* [Dataset entries]:
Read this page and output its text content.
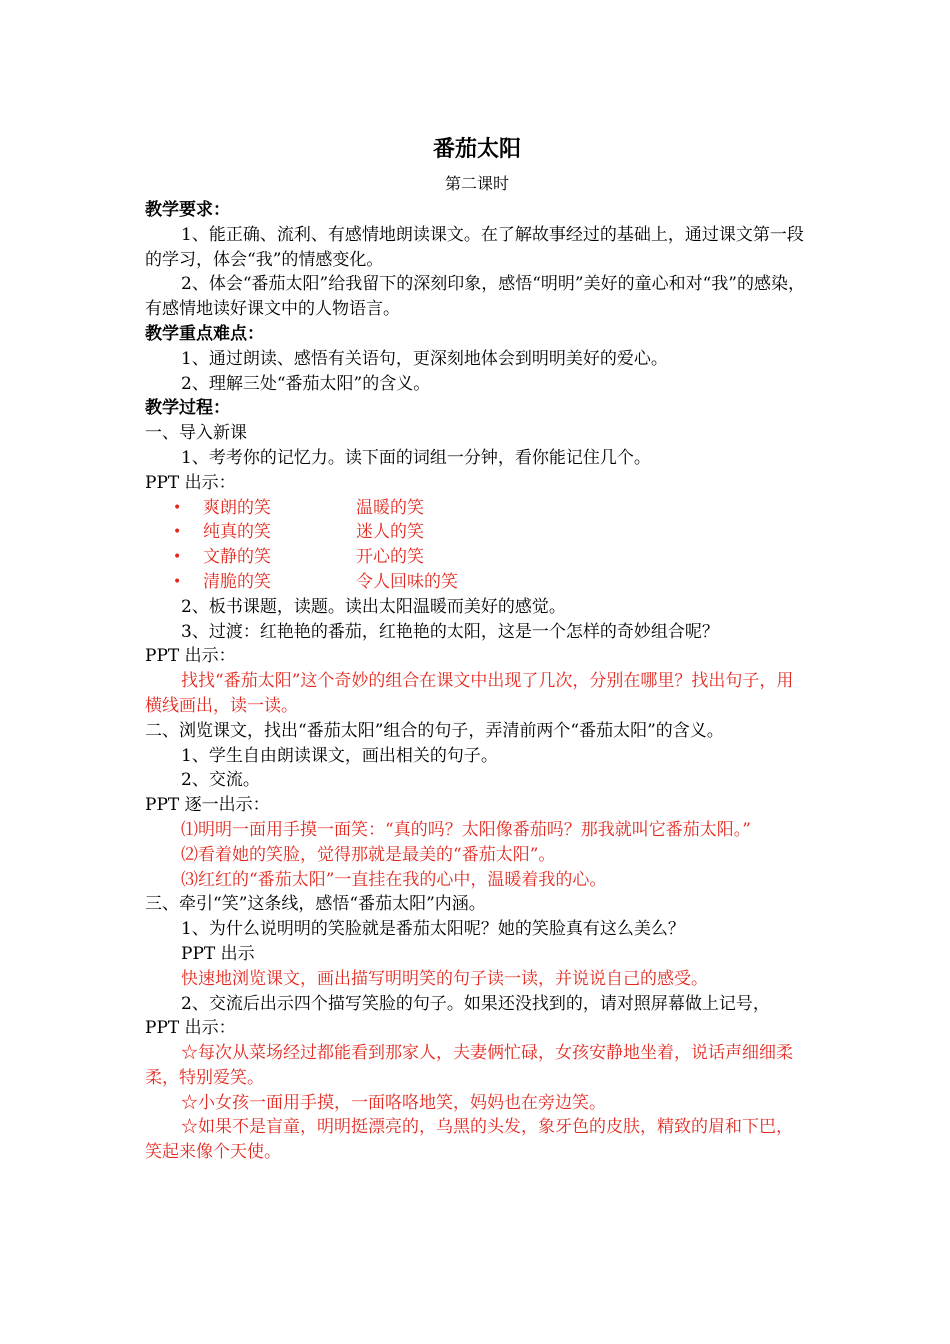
番茄太阳
第二课时

教学要求：

1、能正确、流利、有感情地朗读课文。在了解故事经过的基础上，通过课文第一段的学习，体会“我”的情感变化。

2、体会“番茄太阳”给我留下的深刻印象，感悟“明明”美好的童心和对“我”的感染，有感情地读好课文中的人物语言。

教学重点难点：

1、通过朗读、感悟有关语句，更深刻地体会到明明美好的爱心。

2、理解三处“番茄太阳”的含义。

教学过程：

一、导入新课

1、考考你的记忆力。读下面的词组一分钟，看你能记住几个。

PPT 出示：

• 爽朗的笑	温暖的笑
• 纯真的笑	迷人的笑
• 文静的笑	开心的笑
• 清脆的笑	令人回味的笑

2、板书课题，读题。读出太阳温暖而美好的感觉。

3、过渡：红艳艳的番茄，红艳艳的太阳，这是一个怎样的奇妙组合呢？

PPT 出示：

找找“番茄太阳”这个奇妙的组合在课文中出现了几次，分别在哪里？找出句子，用横线画出，读一读。

二、浏览课文，找出“番茄太阳”组合的句子，弄清前两个“番茄太阳”的含义。

1、学生自由朗读课文，画出相关的句子。

2、交流。

PPT 逐一出示：

⑴明明一面用手摸一面笑：“真的吗？太阳像番茄吗？那我就叫它番茄太阳。”

⑵看着她的笑脸，觉得那就是最美的“番茄太阳”。

⑶红红的“番茄太阳”一直挂在我的心中，温暖着我的心。

三、牵引“笑”这条线，感悟“番茄太阳”内涵。

1、为什么说明明的笑脸就是番茄太阳呢？她的笑脸真有这么美么？

PPT 出示

快速地浏览课文，画出描写明明笑的句子读一读，并说说自己的感受。

2、交流后出示四个描写笑脸的句子。如果还没找到的，请对照屏幕做上记号，

PPT 出示：

☆每次从菜场经过都能看到那家人，夫妻俩忙碌，女孩安静地坐着，说话声细细柔柔，特别爱笑。

☆小女孩一面用手摸，一面咯咯地笑，妈妈也在旁边笑。

☆如果不是盲童，明明挺漂亮的，乌黑的头发，象牙色的皮肤，精致的眉和下巴，笑起来像个天使。
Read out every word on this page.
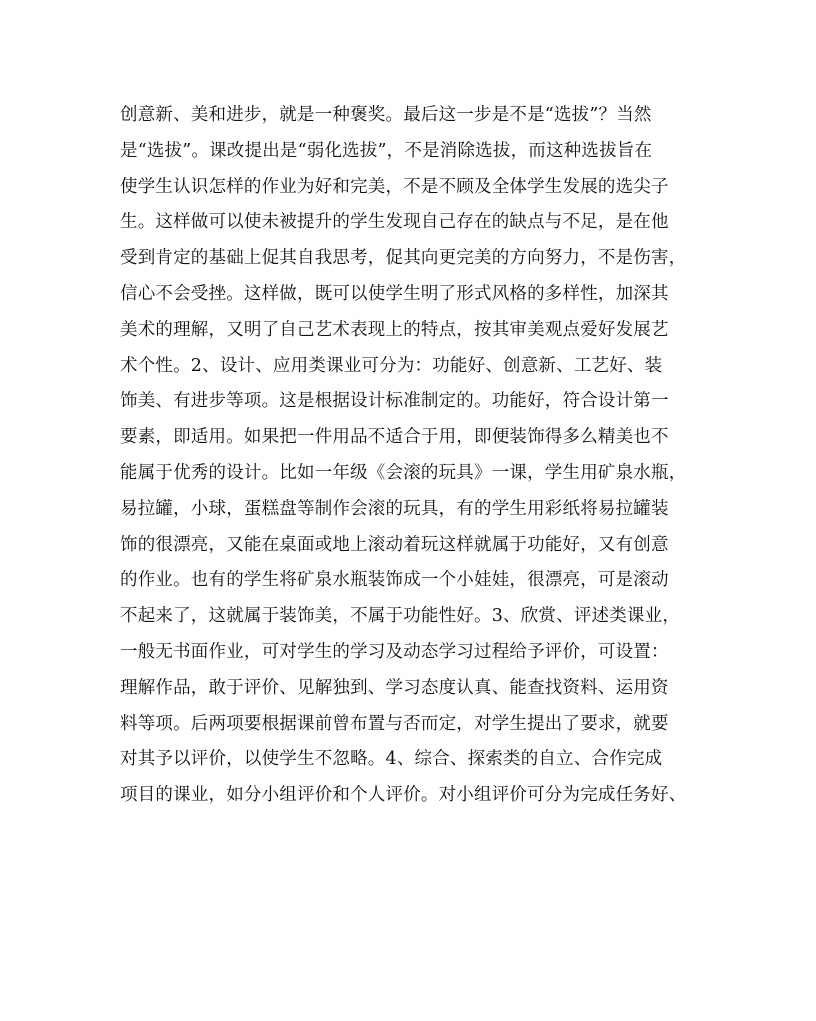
创意新、美和进步，就是一种褒奖。最后这一步是不是“选拔”？当然
是“选拔”。课改提出是“弱化选拔”，不是消除选拔，而这种选拔旨在
使学生认识怎样的作业为好和完美，不是不顾及全体学生发展的选尖子
生。这样做可以使未被提升的学生发现自己存在的缺点与不足，是在他
受到肯定的基础上促其自我思考，促其向更完美的方向努力，不是伤害，
信心不会受挫。这样做，既可以使学生明了形式风格的多样性，加深其
美术的理解，又明了自己艺术表现上的特点，按其审美观点爱好发展艺
术个性。2、设计、应用类课业可分为：功能好、创意新、工艺好、装
饰美、有进步等项。这是根据设计标准制定的。功能好，符合设计第一
要素，即适用。如果把一件用品不适合于用，即便装饰得多么精美也不
能属于优秀的设计。比如一年级《会滚的玩具》一课，学生用矿泉水瓶，
易拉罐，小球，蛋糕盘等制作会滚的玩具，有的学生用彩纸将易拉罐装
饰的很漂亮，又能在桌面或地上滚动着玩这样就属于功能好，又有创意
的作业。也有的学生将矿泉水瓶装饰成一个小娃娃，很漂亮，可是滚动
不起来了，这就属于装饰美，不属于功能性好。3、欣赏、评述类课业，
一般无书面作业，可对学生的学习及动态学习过程给予评价，可设置：
理解作品，敢于评价、见解独到、学习态度认真、能查找资料、运用资
料等项。后两项要根据课前曾布置与否而定，对学生提出了要求，就要
对其予以评价，以使学生不忽略。4、综合、探索类的自立、合作完成
项目的课业，如分小组评价和个人评价。对小组评价可分为完成任务好、
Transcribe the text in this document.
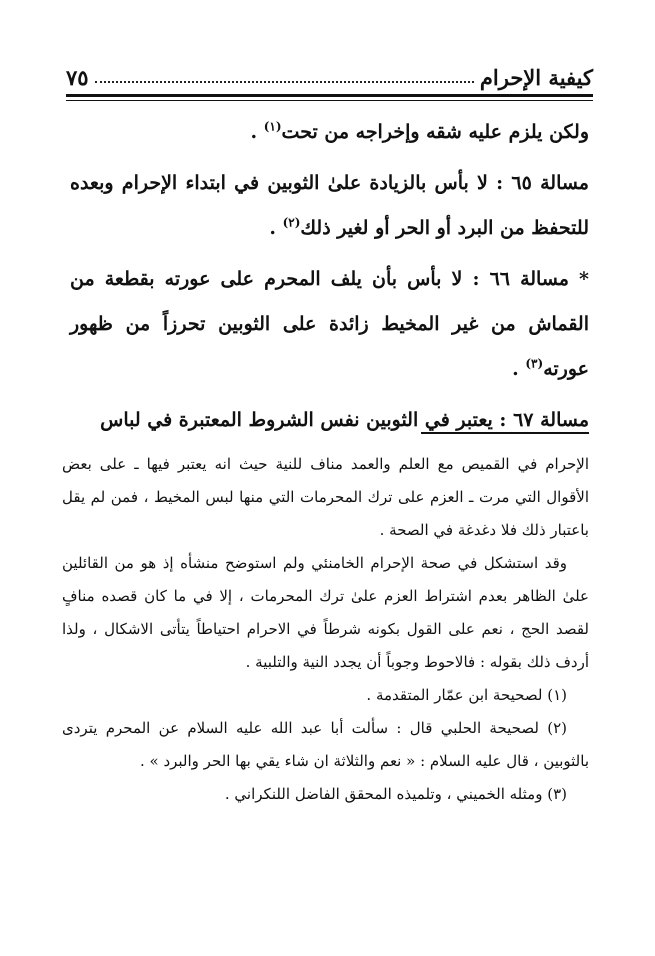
كيفية الإحرام
٧٥

ولكن يلزم عليه شقه وإخراجه من تحت$^{(١)}$ .

مسالة ٦٥ : لا بأس بالزيادة علىٰ الثوبين في ابتداء الإحرام وبعده للتحفظ من البرد أو الحر أو لغير ذلك$^{(٢)}$ .

* مسالة ٦٦ : لا بأس بأن يلف المحرم على عورته بقطعة من القماش من غير المخيط زائدة على الثوبين تحرزاً من ظهور عورته$^{(٣)}$ .

مسالة ٦٧ : يعتبر في الثوبين نفس الشروط المعتبرة في لباس

الإحرام في القميص مع العلم والعمد مناف للنية حيث انه يعتبر فيها ـ على بعض الأقوال التي مرت ـ العزم على ترك المحرمات التي منها لبس المخيط ، فمن لم يقل باعتبار ذلك فلا دغدغة في الصحة .

وقد استشكل في صحة الإحرام الخامنئي ولم استوضح منشأه إذ هو من القائلين علىٰ الظاهر بعدم اشتراط العزم علىٰ ترك المحرمات ، إلا في ما كان قصده منافٍ لقصد الحج ، نعم على القول بكونه شرطاً في الاحرام احتياطاً يتأتى الاشكال ، ولذا أردف ذلك بقوله : فالاحوط وجوباً أن يجدد النية والتلبية .

(١) لصحيحة ابن عمّار المتقدمة .

(٢) لصحيحة الحلبي قال : سألت أبا عبد الله عليه السلام عن المحرم يتردى بالثوبين ، قال عليه السلام : « نعم والثلاثة ان شاء يقي بها الحر والبرد » .

(٣) ومثله الخميني ، وتلميذه المحقق الفاضل اللنكراني .
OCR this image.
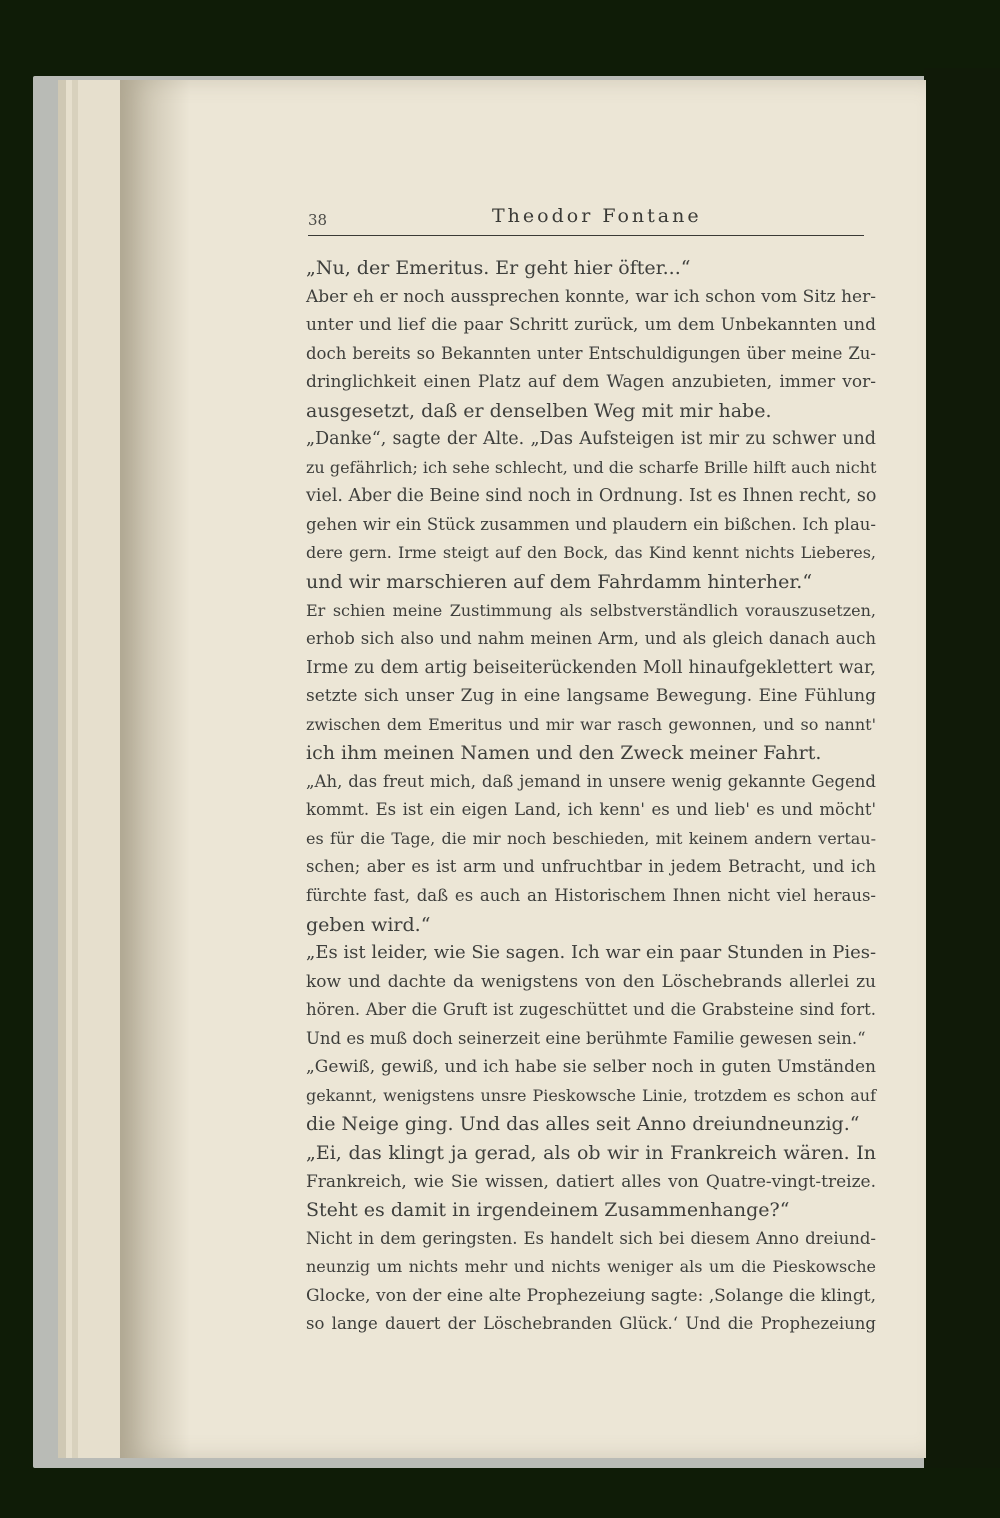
38	Theodor Fontane
„Nu, der Emeritus. Er geht hier öfter...“
Aber eh er noch aussprechen konnte, war ich schon vom Sitz her-
unter und lief die paar Schritt zurück, um dem Unbekannten und
doch bereits so Bekannten unter Entschuldigungen über meine Zu-
dringlichkeit einen Platz auf dem Wagen anzubieten, immer vor-
ausgesetzt, daß er denselben Weg mit mir habe.
„Danke“, sagte der Alte. „Das Aufsteigen ist mir zu schwer und
zu gefährlich; ich sehe schlecht, und die scharfe Brille hilft auch nicht
viel. Aber die Beine sind noch in Ordnung. Ist es Ihnen recht, so
gehen wir ein Stück zusammen und plaudern ein bißchen. Ich plau-
dere gern. Irme steigt auf den Bock, das Kind kennt nichts Lieberes,
und wir marschieren auf dem Fahrdamm hinterher.“
Er schien meine Zustimmung als selbstverständlich vorauszusetzen,
erhob sich also und nahm meinen Arm, und als gleich danach auch
Irme zu dem artig beiseiterückenden Moll hinaufgeklettert war,
setzte sich unser Zug in eine langsame Bewegung. Eine Fühlung
zwischen dem Emeritus und mir war rasch gewonnen, und so nannt'
ich ihm meinen Namen und den Zweck meiner Fahrt.
„Ah, das freut mich, daß jemand in unsere wenig gekannte Gegend
kommt. Es ist ein eigen Land, ich kenn' es und lieb' es und möcht'
es für die Tage, die mir noch beschieden, mit keinem andern vertau-
schen; aber es ist arm und unfruchtbar in jedem Betracht, und ich
fürchte fast, daß es auch an Historischem Ihnen nicht viel heraus-
geben wird.“
„Es ist leider, wie Sie sagen. Ich war ein paar Stunden in Pies-
kow und dachte da wenigstens von den Löschebrands allerlei zu
hören. Aber die Gruft ist zugeschüttet und die Grabsteine sind fort.
Und es muß doch seinerzeit eine berühmte Familie gewesen sein.“
„Gewiß, gewiß, und ich habe sie selber noch in guten Umständen
gekannt, wenigstens unsre Pieskowsche Linie, trotzdem es schon auf
die Neige ging. Und das alles seit Anno dreiundneunzig.“
„Ei, das klingt ja gerad, als ob wir in Frankreich wären. In
Frankreich, wie Sie wissen, datiert alles von Quatre-vingt-treize.
Steht es damit in irgendeinem Zusammenhange?“
Nicht in dem geringsten. Es handelt sich bei diesem Anno dreiund-
neunzig um nichts mehr und nichts weniger als um die Pieskowsche
Glocke, von der eine alte Prophezeiung sagte: ‚Solange die klingt,
so lange dauert der Löschebranden Glück.‘ Und die Prophezeiung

* [Problem description]: Look over the listing. Pull out every line with the string "klingt" in it.

* [Output for this task]:
„Ei, das klingt ja gerad, als ob wir in Frankreich wären. In
Glocke, von der eine alte Prophezeiung sagte: ‚Solange die klingt,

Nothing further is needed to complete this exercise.